Reproduce the data in its entirety, exactly as supplied.

Dataset records
-------------------------

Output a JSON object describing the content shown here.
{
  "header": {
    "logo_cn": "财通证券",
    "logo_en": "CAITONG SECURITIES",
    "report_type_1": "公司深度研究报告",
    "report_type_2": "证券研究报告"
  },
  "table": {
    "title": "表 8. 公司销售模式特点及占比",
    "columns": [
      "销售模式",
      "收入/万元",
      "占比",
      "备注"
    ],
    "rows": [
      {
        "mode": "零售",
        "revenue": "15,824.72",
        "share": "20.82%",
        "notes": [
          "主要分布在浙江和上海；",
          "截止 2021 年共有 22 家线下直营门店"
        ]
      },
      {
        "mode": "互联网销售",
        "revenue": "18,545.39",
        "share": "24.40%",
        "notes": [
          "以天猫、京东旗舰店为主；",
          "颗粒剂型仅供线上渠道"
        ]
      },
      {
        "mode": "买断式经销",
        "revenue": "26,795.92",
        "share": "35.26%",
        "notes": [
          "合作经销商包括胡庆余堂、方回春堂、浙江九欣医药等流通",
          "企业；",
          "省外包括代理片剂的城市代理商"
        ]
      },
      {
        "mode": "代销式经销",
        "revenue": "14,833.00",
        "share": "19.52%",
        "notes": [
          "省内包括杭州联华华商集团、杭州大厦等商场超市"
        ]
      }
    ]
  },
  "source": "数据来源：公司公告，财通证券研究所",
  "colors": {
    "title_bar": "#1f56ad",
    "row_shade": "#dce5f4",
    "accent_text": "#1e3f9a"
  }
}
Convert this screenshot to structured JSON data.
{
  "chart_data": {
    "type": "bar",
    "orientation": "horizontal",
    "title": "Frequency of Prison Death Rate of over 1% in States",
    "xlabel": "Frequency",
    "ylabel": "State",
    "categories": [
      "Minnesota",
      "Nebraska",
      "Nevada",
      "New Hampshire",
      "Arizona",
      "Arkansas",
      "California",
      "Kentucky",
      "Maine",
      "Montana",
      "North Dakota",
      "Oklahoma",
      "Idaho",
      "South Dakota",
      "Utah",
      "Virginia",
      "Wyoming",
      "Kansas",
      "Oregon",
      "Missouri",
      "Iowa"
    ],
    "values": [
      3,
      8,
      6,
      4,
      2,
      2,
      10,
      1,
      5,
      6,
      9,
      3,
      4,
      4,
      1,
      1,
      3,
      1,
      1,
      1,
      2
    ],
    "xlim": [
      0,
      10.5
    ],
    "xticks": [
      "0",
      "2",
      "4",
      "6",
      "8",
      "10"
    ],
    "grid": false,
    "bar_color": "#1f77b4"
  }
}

-------------------------

Correct output
Output a JSON object describing the content shown here.
{
  "header": {
    "logo_cn": "财通证券",
    "logo_en": "CAITONG SECURITIES",
    "report_type_1": "公司深度研究报告",
    "report_type_2": "证券研究报告"
  },
  "table": {
    "title": "表 8. 公司销售模式特点及占比",
    "columns": [
      "销售模式",
      "收入/万元",
      "占比",
      "备注"
    ],
    "rows": [
      {
        "mode": "零售",
        "revenue": "15,824.72",
        "share": "20.82%",
        "notes": [
          "主要分布在浙江和上海；",
          "截止 2021 年共有 22 家线下直营门店"
        ]
      },
      {
        "mode": "互联网销售",
        "revenue": "18,545.39",
        "share": "24.40%",
        "notes": [
          "以天猫、京东旗舰店为主；",
          "颗粒剂型仅供线上渠道"
        ]
      },
      {
        "mode": "买断式经销",
        "revenue": "26,795.92",
        "share": "35.26%",
        "notes": [
          "合作经销商包括胡庆余堂、方回春堂、浙江九欣医药等流通",
          "企业；",
          "省外包括代理片剂的城市代理商"
        ]
      },
      {
        "mode": "代销式经销",
        "revenue": "14,833.00",
        "share": "19.52%",
        "notes": [
          "省内包括杭州联华华商集团、杭州大厦等商场超市"
        ]
      }
    ]
  },
  "source": "数据来源：公司公告，财通证券研究所",
  "colors": {
    "title_bar": "#1f56ad",
    "row_shade": "#dce5f4",
    "accent_text": "#1e3f9a"
  }
}
Convert this screenshot to structured JSON data.
{
  "chart_data": {
    "type": "bar",
    "orientation": "horizontal",
    "title": "Frequency of Prison Death Rate of over 1% in States",
    "xlabel": "Frequency",
    "ylabel": "State",
    "categories": [
      "Minnesota",
      "Nebraska",
      "Nevada",
      "New Hampshire",
      "Arizona",
      "Arkansas",
      "California",
      "Kentucky",
      "Maine",
      "Montana",
      "North Dakota",
      "Oklahoma",
      "Idaho",
      "South Dakota",
      "Utah",
      "Virginia",
      "Wyoming",
      "Kansas",
      "Oregon",
      "Missouri",
      "Iowa"
    ],
    "values": [
      3,
      8,
      6,
      4,
      2,
      2,
      10,
      1,
      5,
      6,
      9,
      3,
      4,
      4,
      1,
      1,
      3,
      1,
      1,
      1,
      2
    ],
    "xlim": [
      0,
      10.5
    ],
    "xticks": [
      "0",
      "2",
      "4",
      "6",
      "8",
      "10"
    ],
    "grid": false,
    "bar_color": "#1f77b4"
  }
}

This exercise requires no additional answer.